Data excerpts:
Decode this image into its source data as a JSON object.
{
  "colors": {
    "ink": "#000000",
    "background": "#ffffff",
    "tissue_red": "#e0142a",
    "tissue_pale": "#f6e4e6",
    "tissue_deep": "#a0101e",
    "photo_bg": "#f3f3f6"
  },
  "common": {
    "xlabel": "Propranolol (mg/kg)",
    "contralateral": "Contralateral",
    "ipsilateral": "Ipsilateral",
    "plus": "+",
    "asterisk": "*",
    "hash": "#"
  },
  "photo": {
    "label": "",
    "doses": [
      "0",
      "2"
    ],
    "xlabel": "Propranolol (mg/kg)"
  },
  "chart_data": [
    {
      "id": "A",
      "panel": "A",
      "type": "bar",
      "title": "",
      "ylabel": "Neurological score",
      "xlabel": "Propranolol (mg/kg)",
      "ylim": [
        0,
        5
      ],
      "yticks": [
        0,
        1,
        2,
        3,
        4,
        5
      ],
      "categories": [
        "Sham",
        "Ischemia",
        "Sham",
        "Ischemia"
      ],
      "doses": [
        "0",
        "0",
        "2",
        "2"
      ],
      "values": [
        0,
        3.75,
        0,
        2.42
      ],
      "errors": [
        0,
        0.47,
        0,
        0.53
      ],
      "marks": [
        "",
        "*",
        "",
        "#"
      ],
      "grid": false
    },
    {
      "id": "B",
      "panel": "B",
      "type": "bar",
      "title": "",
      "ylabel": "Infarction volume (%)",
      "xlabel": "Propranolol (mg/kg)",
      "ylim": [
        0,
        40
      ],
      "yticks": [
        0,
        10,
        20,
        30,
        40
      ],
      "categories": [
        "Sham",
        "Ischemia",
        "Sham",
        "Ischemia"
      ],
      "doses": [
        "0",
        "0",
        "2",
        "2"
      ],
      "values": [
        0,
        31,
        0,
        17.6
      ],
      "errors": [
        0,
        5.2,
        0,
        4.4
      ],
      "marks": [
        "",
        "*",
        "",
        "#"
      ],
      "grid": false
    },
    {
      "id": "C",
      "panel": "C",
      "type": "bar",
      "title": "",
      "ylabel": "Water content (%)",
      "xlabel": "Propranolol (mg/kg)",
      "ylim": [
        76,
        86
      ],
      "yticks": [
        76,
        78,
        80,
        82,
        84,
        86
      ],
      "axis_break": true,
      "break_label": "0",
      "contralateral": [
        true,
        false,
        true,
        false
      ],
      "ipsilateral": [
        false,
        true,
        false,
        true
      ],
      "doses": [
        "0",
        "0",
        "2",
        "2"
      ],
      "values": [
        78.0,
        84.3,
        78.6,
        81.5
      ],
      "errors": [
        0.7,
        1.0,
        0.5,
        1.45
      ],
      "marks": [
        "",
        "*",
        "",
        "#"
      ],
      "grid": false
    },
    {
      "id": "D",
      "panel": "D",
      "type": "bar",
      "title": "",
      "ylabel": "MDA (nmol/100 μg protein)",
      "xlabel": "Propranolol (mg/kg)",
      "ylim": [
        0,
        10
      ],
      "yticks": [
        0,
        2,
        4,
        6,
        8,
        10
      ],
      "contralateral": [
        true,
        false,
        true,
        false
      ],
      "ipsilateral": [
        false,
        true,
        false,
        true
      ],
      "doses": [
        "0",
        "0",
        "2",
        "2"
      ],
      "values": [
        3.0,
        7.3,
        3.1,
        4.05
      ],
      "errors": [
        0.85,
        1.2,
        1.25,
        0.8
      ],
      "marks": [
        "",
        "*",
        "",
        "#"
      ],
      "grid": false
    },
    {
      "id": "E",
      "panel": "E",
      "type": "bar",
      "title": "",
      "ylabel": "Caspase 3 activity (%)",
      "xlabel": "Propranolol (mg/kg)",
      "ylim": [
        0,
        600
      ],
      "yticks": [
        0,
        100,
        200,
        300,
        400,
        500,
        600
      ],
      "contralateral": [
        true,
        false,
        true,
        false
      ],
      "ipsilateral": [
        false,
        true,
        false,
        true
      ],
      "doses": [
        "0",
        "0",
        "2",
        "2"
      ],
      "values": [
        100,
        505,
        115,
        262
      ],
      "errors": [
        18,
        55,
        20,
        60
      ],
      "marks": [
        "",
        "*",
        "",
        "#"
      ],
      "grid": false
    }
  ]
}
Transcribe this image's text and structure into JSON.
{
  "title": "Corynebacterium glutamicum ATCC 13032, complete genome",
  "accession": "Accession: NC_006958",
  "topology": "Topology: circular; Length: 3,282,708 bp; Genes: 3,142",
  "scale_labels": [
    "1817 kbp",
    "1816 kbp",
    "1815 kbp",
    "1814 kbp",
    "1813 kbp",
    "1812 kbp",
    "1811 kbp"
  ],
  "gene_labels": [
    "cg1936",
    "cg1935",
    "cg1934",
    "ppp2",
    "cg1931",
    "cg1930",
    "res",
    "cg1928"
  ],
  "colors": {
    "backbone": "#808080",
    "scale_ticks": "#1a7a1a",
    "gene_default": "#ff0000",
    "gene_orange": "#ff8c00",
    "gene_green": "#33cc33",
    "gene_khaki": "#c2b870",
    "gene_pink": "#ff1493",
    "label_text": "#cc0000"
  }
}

What you need to do: Set down every record above, word for word.

Solution below:
Decode this image into its source data as a JSON object.
{
  "colors": {
    "ink": "#000000",
    "background": "#ffffff",
    "tissue_red": "#e0142a",
    "tissue_pale": "#f6e4e6",
    "tissue_deep": "#a0101e",
    "photo_bg": "#f3f3f6"
  },
  "common": {
    "xlabel": "Propranolol (mg/kg)",
    "contralateral": "Contralateral",
    "ipsilateral": "Ipsilateral",
    "plus": "+",
    "asterisk": "*",
    "hash": "#"
  },
  "photo": {
    "label": "",
    "doses": [
      "0",
      "2"
    ],
    "xlabel": "Propranolol (mg/kg)"
  },
  "chart_data": [
    {
      "id": "A",
      "panel": "A",
      "type": "bar",
      "title": "",
      "ylabel": "Neurological score",
      "xlabel": "Propranolol (mg/kg)",
      "ylim": [
        0,
        5
      ],
      "yticks": [
        0,
        1,
        2,
        3,
        4,
        5
      ],
      "categories": [
        "Sham",
        "Ischemia",
        "Sham",
        "Ischemia"
      ],
      "doses": [
        "0",
        "0",
        "2",
        "2"
      ],
      "values": [
        0,
        3.75,
        0,
        2.42
      ],
      "errors": [
        0,
        0.47,
        0,
        0.53
      ],
      "marks": [
        "",
        "*",
        "",
        "#"
      ],
      "grid": false
    },
    {
      "id": "B",
      "panel": "B",
      "type": "bar",
      "title": "",
      "ylabel": "Infarction volume (%)",
      "xlabel": "Propranolol (mg/kg)",
      "ylim": [
        0,
        40
      ],
      "yticks": [
        0,
        10,
        20,
        30,
        40
      ],
      "categories": [
        "Sham",
        "Ischemia",
        "Sham",
        "Ischemia"
      ],
      "doses": [
        "0",
        "0",
        "2",
        "2"
      ],
      "values": [
        0,
        31,
        0,
        17.6
      ],
      "errors": [
        0,
        5.2,
        0,
        4.4
      ],
      "marks": [
        "",
        "*",
        "",
        "#"
      ],
      "grid": false
    },
    {
      "id": "C",
      "panel": "C",
      "type": "bar",
      "title": "",
      "ylabel": "Water content (%)",
      "xlabel": "Propranolol (mg/kg)",
      "ylim": [
        76,
        86
      ],
      "yticks": [
        76,
        78,
        80,
        82,
        84,
        86
      ],
      "axis_break": true,
      "break_label": "0",
      "contralateral": [
        true,
        false,
        true,
        false
      ],
      "ipsilateral": [
        false,
        true,
        false,
        true
      ],
      "doses": [
        "0",
        "0",
        "2",
        "2"
      ],
      "values": [
        78.0,
        84.3,
        78.6,
        81.5
      ],
      "errors": [
        0.7,
        1.0,
        0.5,
        1.45
      ],
      "marks": [
        "",
        "*",
        "",
        "#"
      ],
      "grid": false
    },
    {
      "id": "D",
      "panel": "D",
      "type": "bar",
      "title": "",
      "ylabel": "MDA (nmol/100 μg protein)",
      "xlabel": "Propranolol (mg/kg)",
      "ylim": [
        0,
        10
      ],
      "yticks": [
        0,
        2,
        4,
        6,
        8,
        10
      ],
      "contralateral": [
        true,
        false,
        true,
        false
      ],
      "ipsilateral": [
        false,
        true,
        false,
        true
      ],
      "doses": [
        "0",
        "0",
        "2",
        "2"
      ],
      "values": [
        3.0,
        7.3,
        3.1,
        4.05
      ],
      "errors": [
        0.85,
        1.2,
        1.25,
        0.8
      ],
      "marks": [
        "",
        "*",
        "",
        "#"
      ],
      "grid": false
    },
    {
      "id": "E",
      "panel": "E",
      "type": "bar",
      "title": "",
      "ylabel": "Caspase 3 activity (%)",
      "xlabel": "Propranolol (mg/kg)",
      "ylim": [
        0,
        600
      ],
      "yticks": [
        0,
        100,
        200,
        300,
        400,
        500,
        600
      ],
      "contralateral": [
        true,
        false,
        true,
        false
      ],
      "ipsilateral": [
        false,
        true,
        false,
        true
      ],
      "doses": [
        "0",
        "0",
        "2",
        "2"
      ],
      "values": [
        100,
        505,
        115,
        262
      ],
      "errors": [
        18,
        55,
        20,
        60
      ],
      "marks": [
        "",
        "*",
        "",
        "#"
      ],
      "grid": false
    }
  ]
}
Transcribe this image's text and structure into JSON.
{
  "title": "Corynebacterium glutamicum ATCC 13032, complete genome",
  "accession": "Accession: NC_006958",
  "topology": "Topology: circular; Length: 3,282,708 bp; Genes: 3,142",
  "scale_labels": [
    "1817 kbp",
    "1816 kbp",
    "1815 kbp",
    "1814 kbp",
    "1813 kbp",
    "1812 kbp",
    "1811 kbp"
  ],
  "gene_labels": [
    "cg1936",
    "cg1935",
    "cg1934",
    "ppp2",
    "cg1931",
    "cg1930",
    "res",
    "cg1928"
  ],
  "colors": {
    "backbone": "#808080",
    "scale_ticks": "#1a7a1a",
    "gene_default": "#ff0000",
    "gene_orange": "#ff8c00",
    "gene_green": "#33cc33",
    "gene_khaki": "#c2b870",
    "gene_pink": "#ff1493",
    "label_text": "#cc0000"
  }
}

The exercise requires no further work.